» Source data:
※ ※ ※
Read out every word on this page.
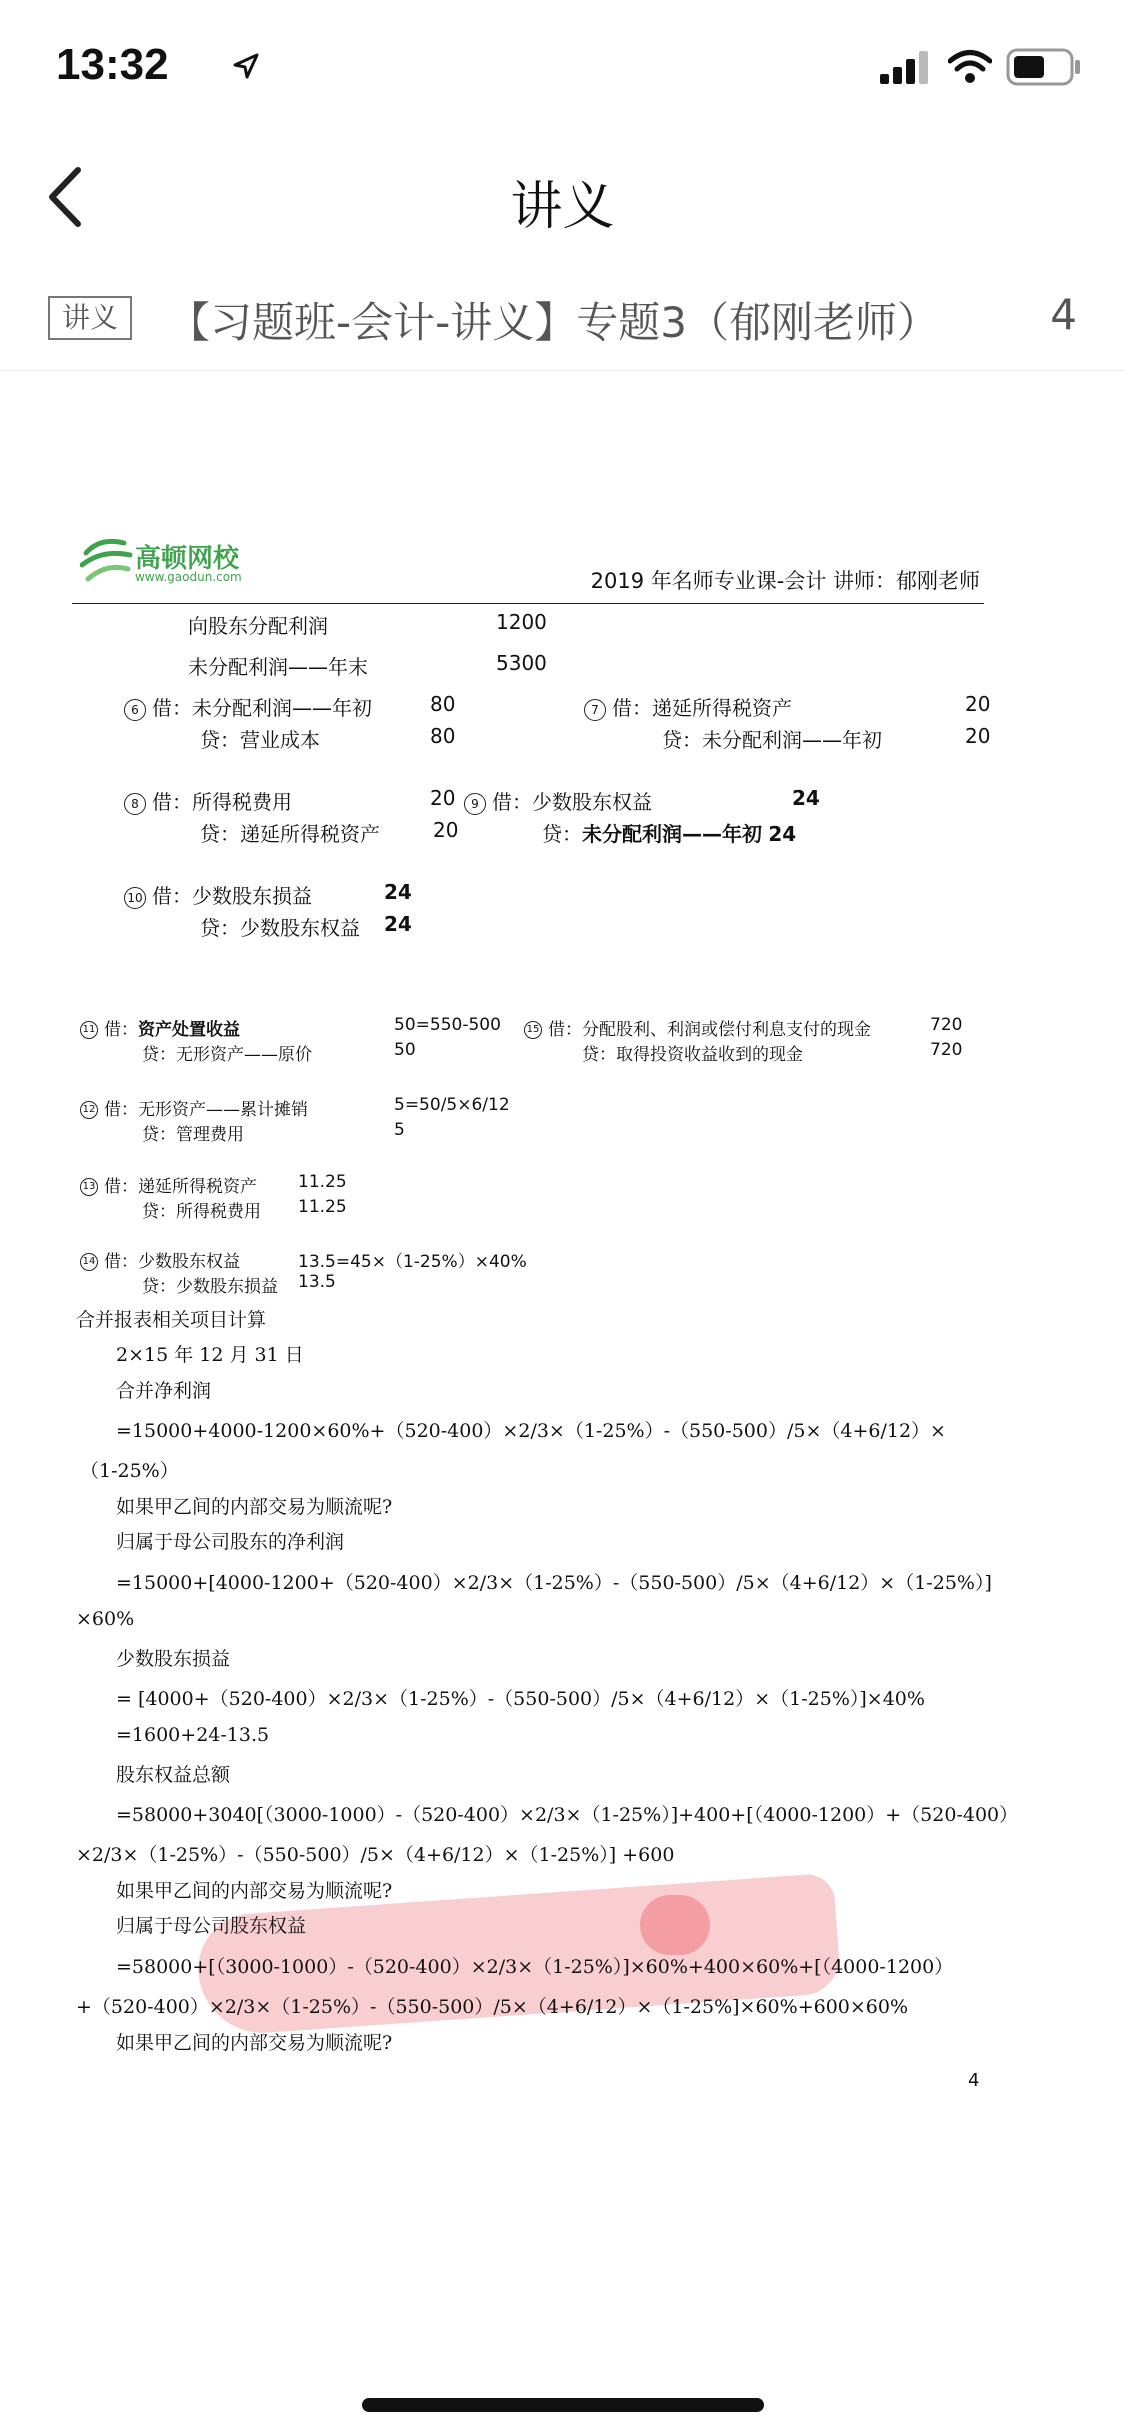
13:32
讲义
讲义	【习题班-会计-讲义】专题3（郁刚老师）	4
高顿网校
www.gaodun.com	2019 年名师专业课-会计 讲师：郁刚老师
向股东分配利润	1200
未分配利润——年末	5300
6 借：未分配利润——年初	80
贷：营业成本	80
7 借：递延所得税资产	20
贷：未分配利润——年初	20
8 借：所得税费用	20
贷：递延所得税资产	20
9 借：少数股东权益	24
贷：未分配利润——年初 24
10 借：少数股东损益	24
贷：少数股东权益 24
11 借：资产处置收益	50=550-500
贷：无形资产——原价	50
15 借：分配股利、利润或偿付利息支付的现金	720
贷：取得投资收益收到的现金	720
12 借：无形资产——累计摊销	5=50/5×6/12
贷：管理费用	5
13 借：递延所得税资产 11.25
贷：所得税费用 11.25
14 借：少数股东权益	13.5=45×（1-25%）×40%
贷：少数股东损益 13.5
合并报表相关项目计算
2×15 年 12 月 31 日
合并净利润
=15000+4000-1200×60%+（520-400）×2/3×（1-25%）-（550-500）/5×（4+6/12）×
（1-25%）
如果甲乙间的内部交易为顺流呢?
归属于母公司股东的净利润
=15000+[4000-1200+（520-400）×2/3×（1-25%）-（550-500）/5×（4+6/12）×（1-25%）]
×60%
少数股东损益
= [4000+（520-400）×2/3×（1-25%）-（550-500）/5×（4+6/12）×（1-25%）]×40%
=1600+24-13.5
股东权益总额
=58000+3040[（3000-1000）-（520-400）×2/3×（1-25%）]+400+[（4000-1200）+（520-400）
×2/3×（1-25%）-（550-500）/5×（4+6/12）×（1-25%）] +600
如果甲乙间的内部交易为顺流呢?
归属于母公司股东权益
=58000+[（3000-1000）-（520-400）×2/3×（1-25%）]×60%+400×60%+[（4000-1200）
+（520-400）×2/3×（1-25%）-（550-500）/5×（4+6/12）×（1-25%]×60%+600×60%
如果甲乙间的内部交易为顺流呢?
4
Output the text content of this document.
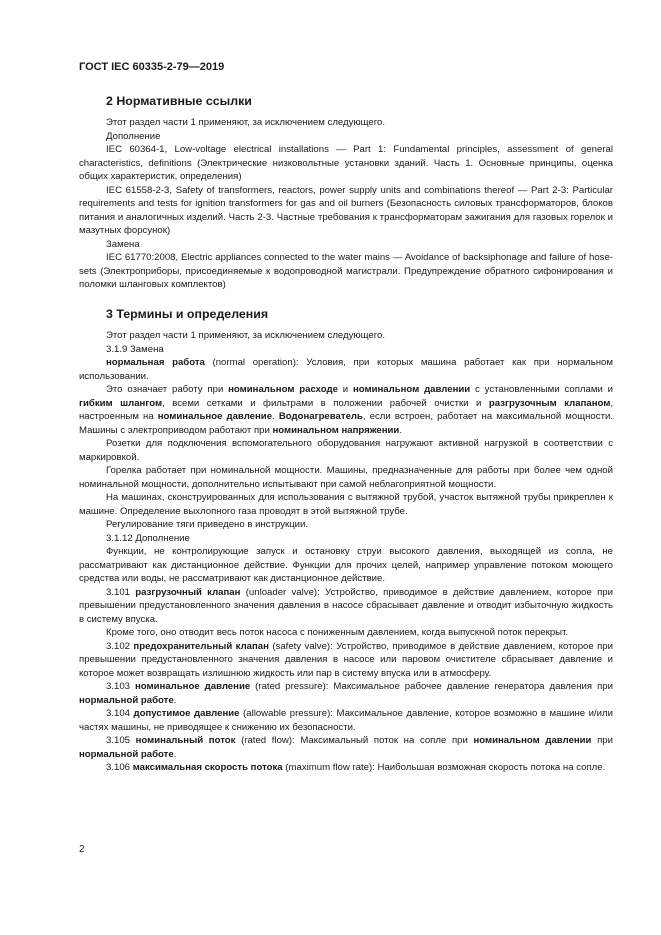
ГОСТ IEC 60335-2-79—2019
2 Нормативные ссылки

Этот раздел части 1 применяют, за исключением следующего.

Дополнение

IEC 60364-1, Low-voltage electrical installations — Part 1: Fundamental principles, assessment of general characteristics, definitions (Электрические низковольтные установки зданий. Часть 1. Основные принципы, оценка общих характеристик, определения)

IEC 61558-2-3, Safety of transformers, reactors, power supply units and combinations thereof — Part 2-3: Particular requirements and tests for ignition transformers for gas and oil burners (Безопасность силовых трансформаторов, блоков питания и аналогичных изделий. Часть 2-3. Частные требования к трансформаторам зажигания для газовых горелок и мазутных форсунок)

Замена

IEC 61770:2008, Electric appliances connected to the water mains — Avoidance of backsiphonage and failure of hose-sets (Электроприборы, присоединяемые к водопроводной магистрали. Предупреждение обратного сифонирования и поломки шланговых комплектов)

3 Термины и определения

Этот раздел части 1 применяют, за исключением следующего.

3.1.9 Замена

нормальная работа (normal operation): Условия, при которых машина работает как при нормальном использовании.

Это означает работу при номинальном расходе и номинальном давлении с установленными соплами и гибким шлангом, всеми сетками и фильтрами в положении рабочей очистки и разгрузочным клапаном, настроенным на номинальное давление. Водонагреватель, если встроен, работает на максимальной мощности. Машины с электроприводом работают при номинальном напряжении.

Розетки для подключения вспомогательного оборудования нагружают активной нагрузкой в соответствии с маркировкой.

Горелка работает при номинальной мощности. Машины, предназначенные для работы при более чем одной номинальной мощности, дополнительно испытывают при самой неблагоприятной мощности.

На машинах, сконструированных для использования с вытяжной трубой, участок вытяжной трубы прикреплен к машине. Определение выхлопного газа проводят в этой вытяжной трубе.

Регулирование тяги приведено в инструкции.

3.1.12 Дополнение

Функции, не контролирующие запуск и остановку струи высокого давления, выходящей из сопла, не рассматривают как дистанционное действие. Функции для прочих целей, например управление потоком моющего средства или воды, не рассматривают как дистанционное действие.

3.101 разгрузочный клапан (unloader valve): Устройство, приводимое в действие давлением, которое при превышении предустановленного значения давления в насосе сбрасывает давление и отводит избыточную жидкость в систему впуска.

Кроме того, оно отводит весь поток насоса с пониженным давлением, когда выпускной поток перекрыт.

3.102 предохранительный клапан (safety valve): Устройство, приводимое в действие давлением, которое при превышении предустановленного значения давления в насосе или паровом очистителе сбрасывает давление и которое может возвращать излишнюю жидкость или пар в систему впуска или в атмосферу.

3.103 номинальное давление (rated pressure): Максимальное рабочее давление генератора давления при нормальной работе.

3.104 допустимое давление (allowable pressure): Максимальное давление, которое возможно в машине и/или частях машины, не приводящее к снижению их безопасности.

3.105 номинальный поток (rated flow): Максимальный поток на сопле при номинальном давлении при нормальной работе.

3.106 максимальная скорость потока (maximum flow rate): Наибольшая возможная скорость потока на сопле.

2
※ ※ ※
» Requirements: Repeat the records above exactly, leaving out any pictures they contain.

» The result:
Read out every word on this page.
13:32
讲义
讲义	【习题班-会计-讲义】专题3（郁刚老师）	4
高顿网校
www.gaodun.com	2019 年名师专业课-会计 讲师：郁刚老师
向股东分配利润	1200
未分配利润——年末	5300
6 借：未分配利润——年初	80
贷：营业成本	80
7 借：递延所得税资产	20
贷：未分配利润——年初	20
8 借：所得税费用	20
贷：递延所得税资产	20
9 借：少数股东权益	24
贷：未分配利润——年初 24
10 借：少数股东损益	24
贷：少数股东权益 24
11 借：资产处置收益	50=550-500
贷：无形资产——原价	50
15 借：分配股利、利润或偿付利息支付的现金	720
贷：取得投资收益收到的现金	720
12 借：无形资产——累计摊销	5=50/5×6/12
贷：管理费用	5
13 借：递延所得税资产 11.25
贷：所得税费用 11.25
14 借：少数股东权益	13.5=45×（1-25%）×40%
贷：少数股东损益 13.5
合并报表相关项目计算
2×15 年 12 月 31 日
合并净利润
=15000+4000-1200×60%+（520-400）×2/3×（1-25%）-（550-500）/5×（4+6/12）×
（1-25%）
如果甲乙间的内部交易为顺流呢?
归属于母公司股东的净利润
=15000+[4000-1200+（520-400）×2/3×（1-25%）-（550-500）/5×（4+6/12）×（1-25%）]
×60%
少数股东损益
= [4000+（520-400）×2/3×（1-25%）-（550-500）/5×（4+6/12）×（1-25%）]×40%
=1600+24-13.5
股东权益总额
=58000+3040[（3000-1000）-（520-400）×2/3×（1-25%）]+400+[（4000-1200）+（520-400）
×2/3×（1-25%）-（550-500）/5×（4+6/12）×（1-25%）] +600
如果甲乙间的内部交易为顺流呢?
归属于母公司股东权益
=58000+[（3000-1000）-（520-400）×2/3×（1-25%）]×60%+400×60%+[（4000-1200）
+（520-400）×2/3×（1-25%）-（550-500）/5×（4+6/12）×（1-25%]×60%+600×60%
如果甲乙间的内部交易为顺流呢?
4
Output the text content of this document.
ГОСТ IEC 60335-2-79—2019
2 Нормативные ссылки

Этот раздел части 1 применяют, за исключением следующего.

Дополнение

IEC 60364-1, Low-voltage electrical installations — Part 1: Fundamental principles, assessment of general characteristics, definitions (Электрические низковольтные установки зданий. Часть 1. Основные принципы, оценка общих характеристик, определения)

IEC 61558-2-3, Safety of transformers, reactors, power supply units and combinations thereof — Part 2-3: Particular requirements and tests for ignition transformers for gas and oil burners (Безопасность силовых трансформаторов, блоков питания и аналогичных изделий. Часть 2-3. Частные требования к трансформаторам зажигания для газовых горелок и мазутных форсунок)

Замена

IEC 61770:2008, Electric appliances connected to the water mains — Avoidance of backsiphonage and failure of hose-sets (Электроприборы, присоединяемые к водопроводной магистрали. Предупреждение обратного сифонирования и поломки шланговых комплектов)

3 Термины и определения

Этот раздел части 1 применяют, за исключением следующего.

3.1.9 Замена

нормальная работа (normal operation): Условия, при которых машина работает как при нормальном использовании.

Это означает работу при номинальном расходе и номинальном давлении с установленными соплами и гибким шлангом, всеми сетками и фильтрами в положении рабочей очистки и разгрузочным клапаном, настроенным на номинальное давление. Водонагреватель, если встроен, работает на максимальной мощности. Машины с электроприводом работают при номинальном напряжении.

Розетки для подключения вспомогательного оборудования нагружают активной нагрузкой в соответствии с маркировкой.

Горелка работает при номинальной мощности. Машины, предназначенные для работы при более чем одной номинальной мощности, дополнительно испытывают при самой неблагоприятной мощности.

На машинах, сконструированных для использования с вытяжной трубой, участок вытяжной трубы прикреплен к машине. Определение выхлопного газа проводят в этой вытяжной трубе.

Регулирование тяги приведено в инструкции.

3.1.12 Дополнение

Функции, не контролирующие запуск и остановку струи высокого давления, выходящей из сопла, не рассматривают как дистанционное действие. Функции для прочих целей, например управление потоком моющего средства или воды, не рассматривают как дистанционное действие.

3.101 разгрузочный клапан (unloader valve): Устройство, приводимое в действие давлением, которое при превышении предустановленного значения давления в насосе сбрасывает давление и отводит избыточную жидкость в систему впуска.

Кроме того, оно отводит весь поток насоса с пониженным давлением, когда выпускной поток перекрыт.

3.102 предохранительный клапан (safety valve): Устройство, приводимое в действие давлением, которое при превышении предустановленного значения давления в насосе или паровом очистителе сбрасывает давление и которое может возвращать излишнюю жидкость или пар в систему впуска или в атмосферу.

3.103 номинальное давление (rated pressure): Максимальное рабочее давление генератора давления при нормальной работе.

3.104 допустимое давление (allowable pressure): Максимальное давление, которое возможно в машине и/или частях машины, не приводящее к снижению их безопасности.

3.105 номинальный поток (rated flow): Максимальный поток на сопле при номинальном давлении при нормальной работе.

3.106 максимальная скорость потока (maximum flow rate): Наибольшая возможная скорость потока на сопле.

2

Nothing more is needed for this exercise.